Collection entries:
====================

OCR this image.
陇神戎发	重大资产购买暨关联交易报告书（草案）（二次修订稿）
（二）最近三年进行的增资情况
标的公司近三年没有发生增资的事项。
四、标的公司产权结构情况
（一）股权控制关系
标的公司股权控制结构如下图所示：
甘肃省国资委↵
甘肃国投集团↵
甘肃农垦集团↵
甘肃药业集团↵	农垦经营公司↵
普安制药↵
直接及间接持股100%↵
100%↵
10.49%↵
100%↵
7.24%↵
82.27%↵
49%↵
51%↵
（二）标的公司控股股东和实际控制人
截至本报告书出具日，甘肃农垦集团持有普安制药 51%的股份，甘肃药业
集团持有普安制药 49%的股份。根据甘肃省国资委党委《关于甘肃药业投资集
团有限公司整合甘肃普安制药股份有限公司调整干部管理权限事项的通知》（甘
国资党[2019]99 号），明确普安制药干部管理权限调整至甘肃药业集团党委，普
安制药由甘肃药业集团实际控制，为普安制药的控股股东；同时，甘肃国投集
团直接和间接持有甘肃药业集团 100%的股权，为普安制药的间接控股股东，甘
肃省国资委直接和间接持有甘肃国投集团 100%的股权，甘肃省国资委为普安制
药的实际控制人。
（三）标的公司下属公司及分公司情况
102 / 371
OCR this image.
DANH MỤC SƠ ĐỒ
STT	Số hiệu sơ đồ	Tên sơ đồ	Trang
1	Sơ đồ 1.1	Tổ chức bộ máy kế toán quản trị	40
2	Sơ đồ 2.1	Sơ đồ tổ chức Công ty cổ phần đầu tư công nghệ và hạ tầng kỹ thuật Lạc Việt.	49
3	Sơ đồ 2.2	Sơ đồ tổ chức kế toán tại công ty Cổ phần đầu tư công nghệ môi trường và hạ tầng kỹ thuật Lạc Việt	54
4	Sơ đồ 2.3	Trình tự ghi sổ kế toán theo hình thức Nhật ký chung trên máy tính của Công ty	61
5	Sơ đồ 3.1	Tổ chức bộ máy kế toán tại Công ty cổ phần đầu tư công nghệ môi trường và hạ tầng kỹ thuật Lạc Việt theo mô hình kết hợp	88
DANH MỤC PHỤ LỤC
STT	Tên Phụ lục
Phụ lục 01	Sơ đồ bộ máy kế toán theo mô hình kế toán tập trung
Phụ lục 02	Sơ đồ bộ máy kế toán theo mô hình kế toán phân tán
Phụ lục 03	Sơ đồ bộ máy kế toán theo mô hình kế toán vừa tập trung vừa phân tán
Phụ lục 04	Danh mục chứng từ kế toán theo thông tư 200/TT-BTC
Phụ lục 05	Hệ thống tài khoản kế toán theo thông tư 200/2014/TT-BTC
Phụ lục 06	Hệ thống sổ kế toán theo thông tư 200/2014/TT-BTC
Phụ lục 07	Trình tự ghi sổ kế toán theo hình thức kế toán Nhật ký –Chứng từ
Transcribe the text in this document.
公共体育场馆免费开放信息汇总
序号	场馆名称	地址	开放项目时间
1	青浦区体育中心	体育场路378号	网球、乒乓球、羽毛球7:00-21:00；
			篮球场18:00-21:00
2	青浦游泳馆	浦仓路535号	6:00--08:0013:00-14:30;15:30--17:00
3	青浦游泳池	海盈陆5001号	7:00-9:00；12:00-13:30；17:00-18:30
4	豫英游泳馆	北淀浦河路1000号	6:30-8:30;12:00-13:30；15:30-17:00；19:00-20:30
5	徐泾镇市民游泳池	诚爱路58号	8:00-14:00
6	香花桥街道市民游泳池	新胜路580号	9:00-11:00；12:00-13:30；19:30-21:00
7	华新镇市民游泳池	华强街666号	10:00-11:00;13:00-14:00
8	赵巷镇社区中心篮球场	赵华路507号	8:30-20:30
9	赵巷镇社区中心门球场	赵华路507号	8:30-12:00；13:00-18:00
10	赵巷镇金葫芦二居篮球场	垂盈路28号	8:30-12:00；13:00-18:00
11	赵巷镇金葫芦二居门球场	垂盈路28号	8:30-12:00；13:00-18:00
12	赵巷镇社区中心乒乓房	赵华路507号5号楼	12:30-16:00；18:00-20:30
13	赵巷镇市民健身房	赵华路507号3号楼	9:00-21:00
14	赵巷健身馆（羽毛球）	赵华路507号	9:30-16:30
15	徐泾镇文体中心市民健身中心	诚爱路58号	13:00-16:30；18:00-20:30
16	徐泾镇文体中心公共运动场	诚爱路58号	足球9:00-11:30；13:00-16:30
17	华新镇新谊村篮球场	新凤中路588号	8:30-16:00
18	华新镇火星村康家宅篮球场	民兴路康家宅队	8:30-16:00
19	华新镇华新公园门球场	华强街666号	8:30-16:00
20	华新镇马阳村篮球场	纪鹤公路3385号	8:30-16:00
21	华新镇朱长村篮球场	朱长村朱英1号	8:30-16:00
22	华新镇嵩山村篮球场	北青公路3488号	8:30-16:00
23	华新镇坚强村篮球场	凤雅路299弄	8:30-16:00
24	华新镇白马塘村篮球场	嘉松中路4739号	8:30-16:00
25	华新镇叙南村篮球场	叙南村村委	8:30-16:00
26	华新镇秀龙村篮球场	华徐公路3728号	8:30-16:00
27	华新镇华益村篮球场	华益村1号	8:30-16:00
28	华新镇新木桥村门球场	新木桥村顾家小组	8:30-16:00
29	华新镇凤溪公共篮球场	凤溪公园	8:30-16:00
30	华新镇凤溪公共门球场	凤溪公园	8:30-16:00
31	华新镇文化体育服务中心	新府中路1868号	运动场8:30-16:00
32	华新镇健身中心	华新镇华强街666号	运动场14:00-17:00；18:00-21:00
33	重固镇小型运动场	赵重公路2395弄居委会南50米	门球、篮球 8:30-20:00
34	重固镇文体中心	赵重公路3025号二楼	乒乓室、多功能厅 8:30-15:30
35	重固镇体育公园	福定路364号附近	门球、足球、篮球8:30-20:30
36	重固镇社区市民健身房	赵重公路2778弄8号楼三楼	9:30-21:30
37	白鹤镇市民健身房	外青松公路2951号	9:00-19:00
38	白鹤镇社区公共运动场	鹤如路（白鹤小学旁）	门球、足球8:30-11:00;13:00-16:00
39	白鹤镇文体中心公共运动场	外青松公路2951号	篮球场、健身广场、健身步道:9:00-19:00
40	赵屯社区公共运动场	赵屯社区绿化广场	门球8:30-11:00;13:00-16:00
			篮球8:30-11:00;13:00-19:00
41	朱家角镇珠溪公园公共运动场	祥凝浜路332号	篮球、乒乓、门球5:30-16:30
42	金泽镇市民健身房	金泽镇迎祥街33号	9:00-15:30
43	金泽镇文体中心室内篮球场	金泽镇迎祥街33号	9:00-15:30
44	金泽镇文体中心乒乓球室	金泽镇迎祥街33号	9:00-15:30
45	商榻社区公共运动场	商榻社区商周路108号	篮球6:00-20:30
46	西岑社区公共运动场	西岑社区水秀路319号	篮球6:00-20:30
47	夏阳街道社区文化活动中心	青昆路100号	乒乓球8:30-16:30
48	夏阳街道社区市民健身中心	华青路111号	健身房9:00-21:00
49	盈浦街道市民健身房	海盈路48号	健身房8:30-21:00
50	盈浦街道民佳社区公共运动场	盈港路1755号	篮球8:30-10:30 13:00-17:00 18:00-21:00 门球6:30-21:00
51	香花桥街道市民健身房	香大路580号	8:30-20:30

====================

• [Work to be completed]:
Please output the entries above, every line exactly as it reads.

• [Answer]:
OCR this image.
陇神戎发	重大资产购买暨关联交易报告书（草案）（二次修订稿）
（二）最近三年进行的增资情况
标的公司近三年没有发生增资的事项。
四、标的公司产权结构情况
（一）股权控制关系
标的公司股权控制结构如下图所示：
甘肃省国资委↵
甘肃国投集团↵
甘肃农垦集团↵
甘肃药业集团↵	农垦经营公司↵
普安制药↵
直接及间接持股100%↵
100%↵
10.49%↵
100%↵
7.24%↵
82.27%↵
49%↵
51%↵
（二）标的公司控股股东和实际控制人
截至本报告书出具日，甘肃农垦集团持有普安制药 51%的股份，甘肃药业
集团持有普安制药 49%的股份。根据甘肃省国资委党委《关于甘肃药业投资集
团有限公司整合甘肃普安制药股份有限公司调整干部管理权限事项的通知》（甘
国资党[2019]99 号），明确普安制药干部管理权限调整至甘肃药业集团党委，普
安制药由甘肃药业集团实际控制，为普安制药的控股股东；同时，甘肃国投集
团直接和间接持有甘肃药业集团 100%的股权，为普安制药的间接控股股东，甘
肃省国资委直接和间接持有甘肃国投集团 100%的股权，甘肃省国资委为普安制
药的实际控制人。
（三）标的公司下属公司及分公司情况
102 / 371
OCR this image.
DANH MỤC SƠ ĐỒ
STT	Số hiệu sơ đồ	Tên sơ đồ	Trang
1	Sơ đồ 1.1	Tổ chức bộ máy kế toán quản trị	40
2	Sơ đồ 2.1	Sơ đồ tổ chức Công ty cổ phần đầu tư công nghệ và hạ tầng kỹ thuật Lạc Việt.	49
3	Sơ đồ 2.2	Sơ đồ tổ chức kế toán tại công ty Cổ phần đầu tư công nghệ môi trường và hạ tầng kỹ thuật Lạc Việt	54
4	Sơ đồ 2.3	Trình tự ghi sổ kế toán theo hình thức Nhật ký chung trên máy tính của Công ty	61
5	Sơ đồ 3.1	Tổ chức bộ máy kế toán tại Công ty cổ phần đầu tư công nghệ môi trường và hạ tầng kỹ thuật Lạc Việt theo mô hình kết hợp	88
DANH MỤC PHỤ LỤC
STT	Tên Phụ lục
Phụ lục 01	Sơ đồ bộ máy kế toán theo mô hình kế toán tập trung
Phụ lục 02	Sơ đồ bộ máy kế toán theo mô hình kế toán phân tán
Phụ lục 03	Sơ đồ bộ máy kế toán theo mô hình kế toán vừa tập trung vừa phân tán
Phụ lục 04	Danh mục chứng từ kế toán theo thông tư 200/TT-BTC
Phụ lục 05	Hệ thống tài khoản kế toán theo thông tư 200/2014/TT-BTC
Phụ lục 06	Hệ thống sổ kế toán theo thông tư 200/2014/TT-BTC
Phụ lục 07	Trình tự ghi sổ kế toán theo hình thức kế toán Nhật ký –Chứng từ
Transcribe the text in this document.
公共体育场馆免费开放信息汇总
序号	场馆名称	地址	开放项目时间
1	青浦区体育中心	体育场路378号	网球、乒乓球、羽毛球7:00-21:00；
			篮球场18:00-21:00
2	青浦游泳馆	浦仓路535号	6:00--08:0013:00-14:30;15:30--17:00
3	青浦游泳池	海盈陆5001号	7:00-9:00；12:00-13:30；17:00-18:30
4	豫英游泳馆	北淀浦河路1000号	6:30-8:30;12:00-13:30；15:30-17:00；19:00-20:30
5	徐泾镇市民游泳池	诚爱路58号	8:00-14:00
6	香花桥街道市民游泳池	新胜路580号	9:00-11:00；12:00-13:30；19:30-21:00
7	华新镇市民游泳池	华强街666号	10:00-11:00;13:00-14:00
8	赵巷镇社区中心篮球场	赵华路507号	8:30-20:30
9	赵巷镇社区中心门球场	赵华路507号	8:30-12:00；13:00-18:00
10	赵巷镇金葫芦二居篮球场	垂盈路28号	8:30-12:00；13:00-18:00
11	赵巷镇金葫芦二居门球场	垂盈路28号	8:30-12:00；13:00-18:00
12	赵巷镇社区中心乒乓房	赵华路507号5号楼	12:30-16:00；18:00-20:30
13	赵巷镇市民健身房	赵华路507号3号楼	9:00-21:00
14	赵巷健身馆（羽毛球）	赵华路507号	9:30-16:30
15	徐泾镇文体中心市民健身中心	诚爱路58号	13:00-16:30；18:00-20:30
16	徐泾镇文体中心公共运动场	诚爱路58号	足球9:00-11:30；13:00-16:30
17	华新镇新谊村篮球场	新凤中路588号	8:30-16:00
18	华新镇火星村康家宅篮球场	民兴路康家宅队	8:30-16:00
19	华新镇华新公园门球场	华强街666号	8:30-16:00
20	华新镇马阳村篮球场	纪鹤公路3385号	8:30-16:00
21	华新镇朱长村篮球场	朱长村朱英1号	8:30-16:00
22	华新镇嵩山村篮球场	北青公路3488号	8:30-16:00
23	华新镇坚强村篮球场	凤雅路299弄	8:30-16:00
24	华新镇白马塘村篮球场	嘉松中路4739号	8:30-16:00
25	华新镇叙南村篮球场	叙南村村委	8:30-16:00
26	华新镇秀龙村篮球场	华徐公路3728号	8:30-16:00
27	华新镇华益村篮球场	华益村1号	8:30-16:00
28	华新镇新木桥村门球场	新木桥村顾家小组	8:30-16:00
29	华新镇凤溪公共篮球场	凤溪公园	8:30-16:00
30	华新镇凤溪公共门球场	凤溪公园	8:30-16:00
31	华新镇文化体育服务中心	新府中路1868号	运动场8:30-16:00
32	华新镇健身中心	华新镇华强街666号	运动场14:00-17:00；18:00-21:00
33	重固镇小型运动场	赵重公路2395弄居委会南50米	门球、篮球 8:30-20:00
34	重固镇文体中心	赵重公路3025号二楼	乒乓室、多功能厅 8:30-15:30
35	重固镇体育公园	福定路364号附近	门球、足球、篮球8:30-20:30
36	重固镇社区市民健身房	赵重公路2778弄8号楼三楼	9:30-21:30
37	白鹤镇市民健身房	外青松公路2951号	9:00-19:00
38	白鹤镇社区公共运动场	鹤如路（白鹤小学旁）	门球、足球8:30-11:00;13:00-16:00
39	白鹤镇文体中心公共运动场	外青松公路2951号	篮球场、健身广场、健身步道:9:00-19:00
40	赵屯社区公共运动场	赵屯社区绿化广场	门球8:30-11:00;13:00-16:00
			篮球8:30-11:00;13:00-19:00
41	朱家角镇珠溪公园公共运动场	祥凝浜路332号	篮球、乒乓、门球5:30-16:30
42	金泽镇市民健身房	金泽镇迎祥街33号	9:00-15:30
43	金泽镇文体中心室内篮球场	金泽镇迎祥街33号	9:00-15:30
44	金泽镇文体中心乒乓球室	金泽镇迎祥街33号	9:00-15:30
45	商榻社区公共运动场	商榻社区商周路108号	篮球6:00-20:30
46	西岑社区公共运动场	西岑社区水秀路319号	篮球6:00-20:30
47	夏阳街道社区文化活动中心	青昆路100号	乒乓球8:30-16:30
48	夏阳街道社区市民健身中心	华青路111号	健身房9:00-21:00
49	盈浦街道市民健身房	海盈路48号	健身房8:30-21:00
50	盈浦街道民佳社区公共运动场	盈港路1755号	篮球8:30-10:30 13:00-17:00 18:00-21:00 门球6:30-21:00
51	香花桥街道市民健身房	香大路580号	8:30-20:30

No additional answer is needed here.